= Input for this task =

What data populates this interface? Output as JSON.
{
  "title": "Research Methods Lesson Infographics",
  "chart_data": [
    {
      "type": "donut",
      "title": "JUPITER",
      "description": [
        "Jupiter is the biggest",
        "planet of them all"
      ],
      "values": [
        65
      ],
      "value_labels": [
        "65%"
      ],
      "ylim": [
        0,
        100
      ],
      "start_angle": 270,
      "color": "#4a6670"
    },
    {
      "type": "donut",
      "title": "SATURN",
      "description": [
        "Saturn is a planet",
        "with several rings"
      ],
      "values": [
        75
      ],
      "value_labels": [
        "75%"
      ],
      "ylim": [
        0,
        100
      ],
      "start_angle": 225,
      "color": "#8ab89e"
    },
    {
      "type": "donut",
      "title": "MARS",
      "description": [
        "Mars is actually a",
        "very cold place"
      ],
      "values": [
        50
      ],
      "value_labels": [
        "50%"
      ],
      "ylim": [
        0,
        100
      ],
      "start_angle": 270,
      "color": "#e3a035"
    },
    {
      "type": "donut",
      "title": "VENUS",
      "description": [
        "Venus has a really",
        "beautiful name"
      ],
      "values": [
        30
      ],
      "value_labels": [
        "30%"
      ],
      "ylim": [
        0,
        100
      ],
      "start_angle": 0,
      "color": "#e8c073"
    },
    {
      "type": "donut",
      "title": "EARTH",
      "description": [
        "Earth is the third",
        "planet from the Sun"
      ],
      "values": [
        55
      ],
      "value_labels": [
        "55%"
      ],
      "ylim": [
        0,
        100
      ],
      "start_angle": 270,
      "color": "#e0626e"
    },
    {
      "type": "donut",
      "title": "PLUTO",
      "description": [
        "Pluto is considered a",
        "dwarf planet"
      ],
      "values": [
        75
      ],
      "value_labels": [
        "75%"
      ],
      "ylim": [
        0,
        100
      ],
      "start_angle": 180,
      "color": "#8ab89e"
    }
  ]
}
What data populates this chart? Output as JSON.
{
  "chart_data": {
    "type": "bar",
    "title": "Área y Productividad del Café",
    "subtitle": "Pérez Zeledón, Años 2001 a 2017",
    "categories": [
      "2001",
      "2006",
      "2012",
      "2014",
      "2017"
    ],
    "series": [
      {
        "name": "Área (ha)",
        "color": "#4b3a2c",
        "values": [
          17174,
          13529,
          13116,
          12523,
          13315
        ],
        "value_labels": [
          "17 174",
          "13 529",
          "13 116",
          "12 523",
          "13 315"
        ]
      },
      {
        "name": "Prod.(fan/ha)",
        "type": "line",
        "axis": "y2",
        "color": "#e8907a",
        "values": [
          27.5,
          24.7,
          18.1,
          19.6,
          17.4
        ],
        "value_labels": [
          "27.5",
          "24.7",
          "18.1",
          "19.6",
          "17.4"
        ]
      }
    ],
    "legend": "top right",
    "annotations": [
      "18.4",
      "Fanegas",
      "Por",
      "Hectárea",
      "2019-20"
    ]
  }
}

= Short task =
Reproduce exactly the lines from the one containing "What data populates this chart?" through the last line of the records above, including both, and nothing else.

= Complete output =
What data populates this chart? Output as JSON.
{
  "chart_data": {
    "type": "bar",
    "title": "Área y Productividad del Café",
    "subtitle": "Pérez Zeledón, Años 2001 a 2017",
    "categories": [
      "2001",
      "2006",
      "2012",
      "2014",
      "2017"
    ],
    "series": [
      {
        "name": "Área (ha)",
        "color": "#4b3a2c",
        "values": [
          17174,
          13529,
          13116,
          12523,
          13315
        ],
        "value_labels": [
          "17 174",
          "13 529",
          "13 116",
          "12 523",
          "13 315"
        ]
      },
      {
        "name": "Prod.(fan/ha)",
        "type": "line",
        "axis": "y2",
        "color": "#e8907a",
        "values": [
          27.5,
          24.7,
          18.1,
          19.6,
          17.4
        ],
        "value_labels": [
          "27.5",
          "24.7",
          "18.1",
          "19.6",
          "17.4"
        ]
      }
    ],
    "legend": "top right",
    "annotations": [
      "18.4",
      "Fanegas",
      "Por",
      "Hectárea",
      "2019-20"
    ]
  }
}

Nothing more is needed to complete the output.